▸ **Exercise**: Tally up how many lines in the listing below contain the string "content", and give only the total.

▸ **Records for this exercise**:
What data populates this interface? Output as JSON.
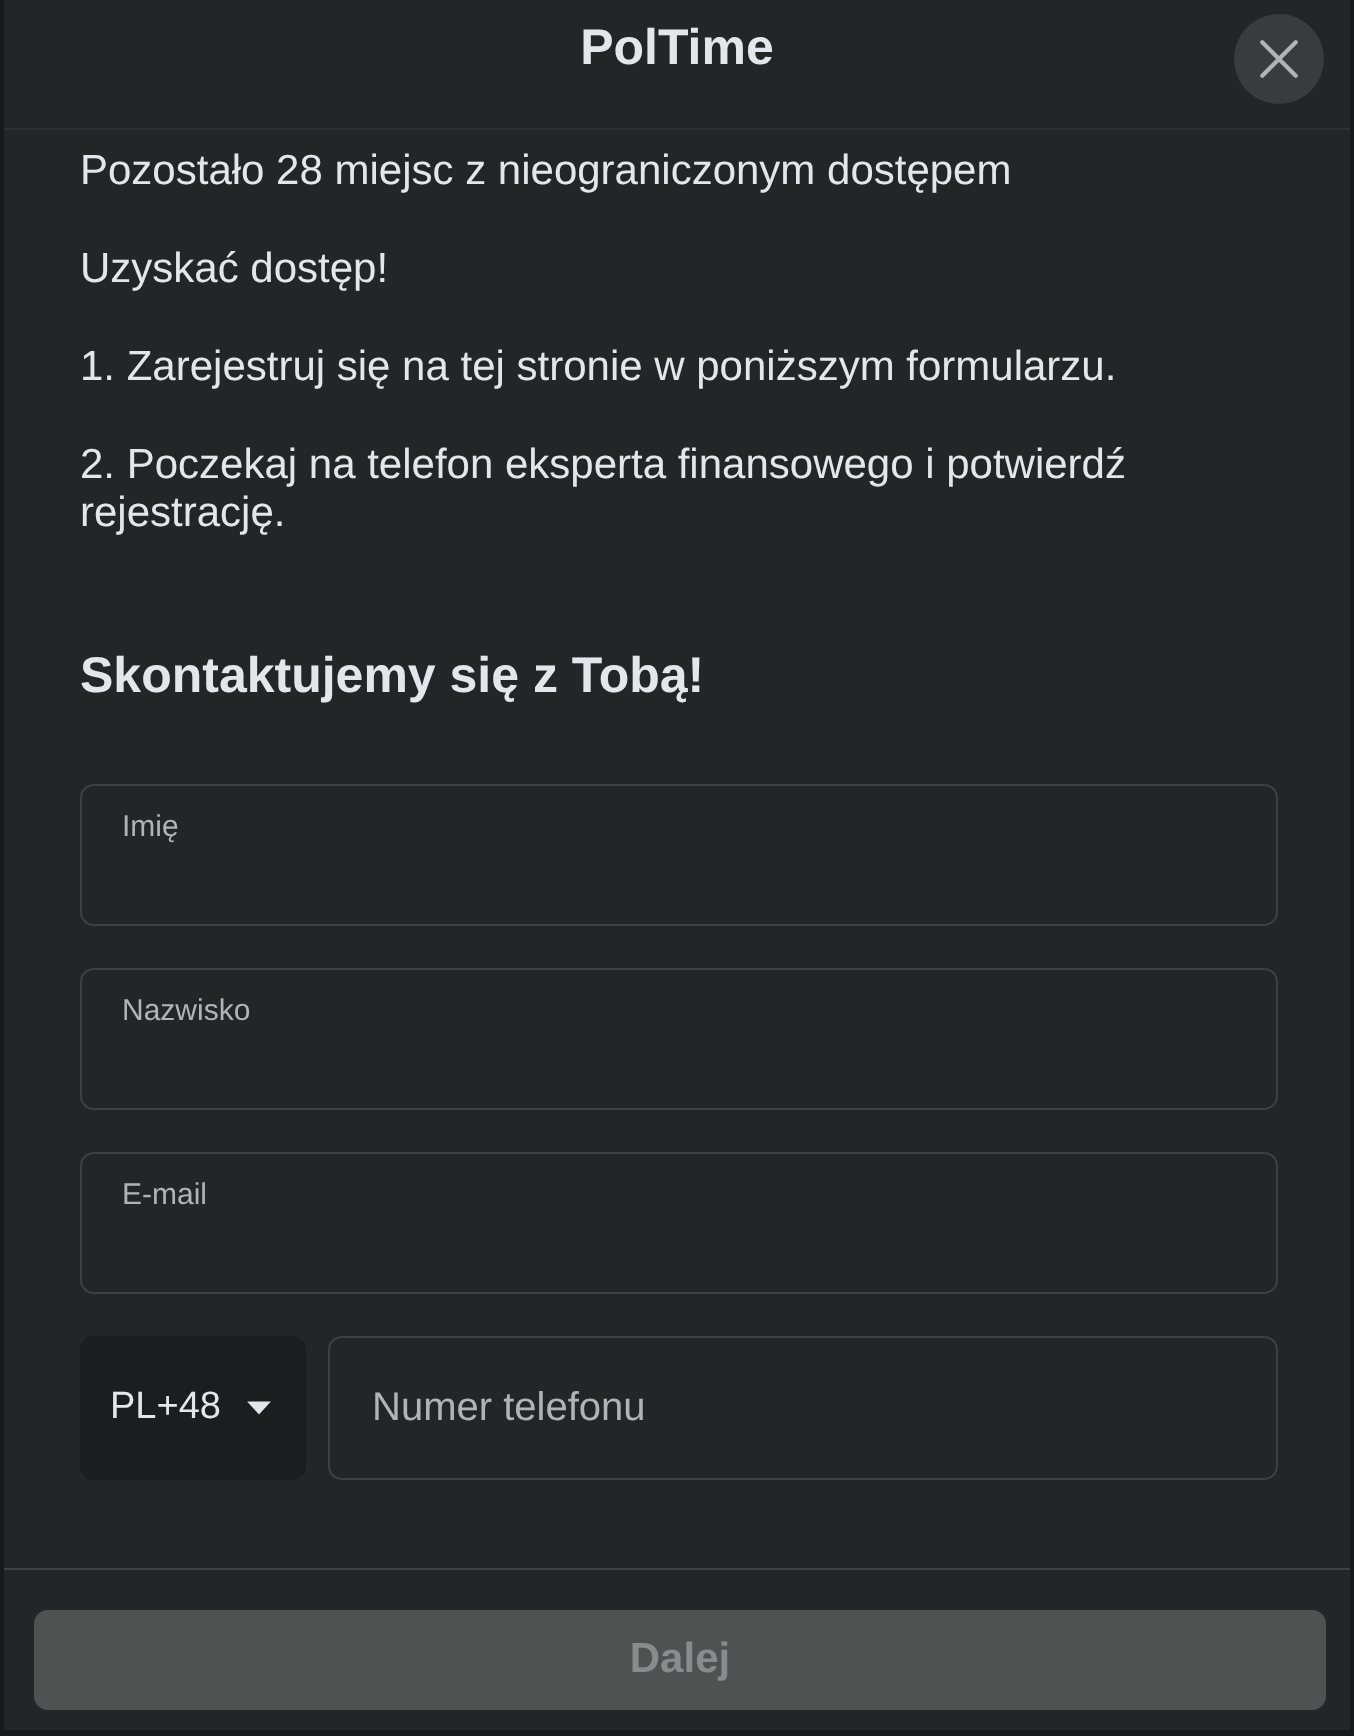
{
  "dialog": {
    "title": "PolTime"
  },
  "paragraphs": [
    "Pozostało 28 miejsc z nieograniczonym dostępem",
    "Uzyskać dostęp!",
    "1. Zarejestruj się na tej stronie w poniższym formularzu.",
    "2. Poczekaj na telefon eksperta finansowego i potwierdź rejestrację."
  ],
  "form": {
    "heading": "Skontaktujemy się z Tobą!",
    "fields": [
      {
        "label": "Imię"
      },
      {
        "label": "Nazwisko"
      },
      {
        "label": "E-mail"
      }
    ],
    "phone": {
      "country_code": "PL+48",
      "placeholder": "Numer telefonu"
    }
  },
  "submit": {
    "label": "Dalej",
    "disabled": true
  }
}
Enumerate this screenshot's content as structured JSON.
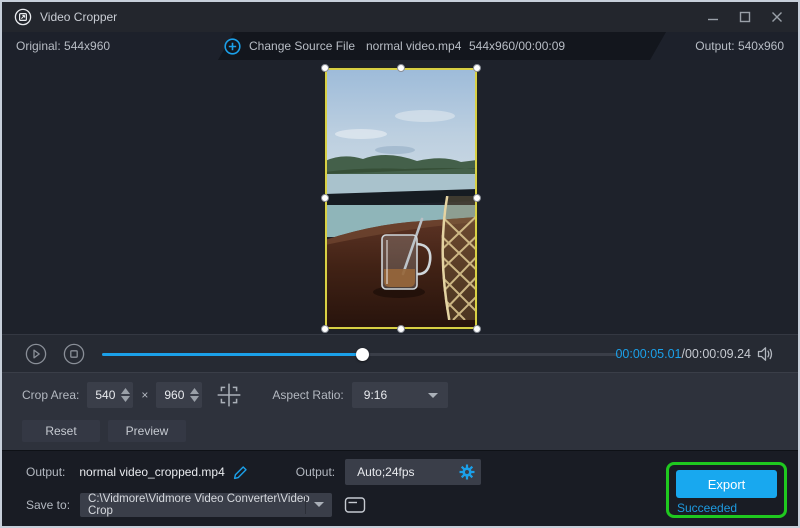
{
  "window": {
    "title": "Video Cropper"
  },
  "info_bar": {
    "original_label": "Original: 544x960",
    "change_source_label": "Change Source File",
    "file_name": "normal video.mp4",
    "file_meta": "544x960/00:00:09",
    "output_label": "Output: 540x960"
  },
  "playback": {
    "current_time": "00:00:05.01",
    "total_time": "/00:00:09.24",
    "progress_percent": 50.3
  },
  "crop_controls": {
    "crop_area_label": "Crop Area:",
    "width_value": "540",
    "multiply_sign": "×",
    "height_value": "960",
    "aspect_ratio_label": "Aspect Ratio:",
    "aspect_ratio_value": "9:16"
  },
  "actions": {
    "reset_label": "Reset",
    "preview_label": "Preview"
  },
  "output_section": {
    "output_name_label": "Output:",
    "output_name_value": "normal video_cropped.mp4",
    "output_format_label": "Output:",
    "output_format_value": "Auto;24fps",
    "save_to_label": "Save to:",
    "save_to_value": "C:\\Vidmore\\Vidmore Video Converter\\Video Crop",
    "export_label": "Export",
    "status_text": "Succeeded"
  },
  "colors": {
    "accent_blue": "#1ba0e9",
    "crop_border_yellow": "#d8d044",
    "highlight_green": "#1fc91f",
    "export_button_blue": "#18a8ef",
    "succeeded_text_blue": "#1e9be0"
  }
}
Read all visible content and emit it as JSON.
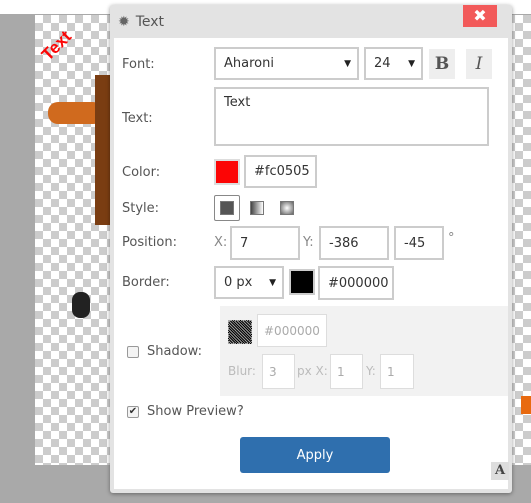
{
  "canvas": {
    "text_object": "Text"
  },
  "dialog": {
    "title": "Text",
    "close_label": "✖",
    "font": {
      "label": "Font:",
      "family": "Aharoni",
      "size": "24",
      "bold": "B",
      "italic": "I"
    },
    "text": {
      "label": "Text:",
      "value": "Text"
    },
    "color": {
      "label": "Color:",
      "swatch": "#fc0505",
      "value": "#fc0505"
    },
    "style": {
      "label": "Style:"
    },
    "position": {
      "label": "Position:",
      "x_label": "X:",
      "x": "7",
      "y_label": "Y:",
      "y": "-386",
      "rotation": "-45",
      "degree": "°"
    },
    "border": {
      "label": "Border:",
      "width": "0 px",
      "swatch": "#000000",
      "value": "#000000"
    },
    "shadow": {
      "label": "Shadow:",
      "checked": false,
      "color": "#000000",
      "blur_label": "Blur:",
      "blur": "3",
      "px_x_label": "px X:",
      "x": "1",
      "y_label": "Y:",
      "y": "1"
    },
    "preview": {
      "label": "Show Preview?",
      "checked": true
    },
    "apply_label": "Apply",
    "corner_icon": "A"
  }
}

▸ **Answer**: 2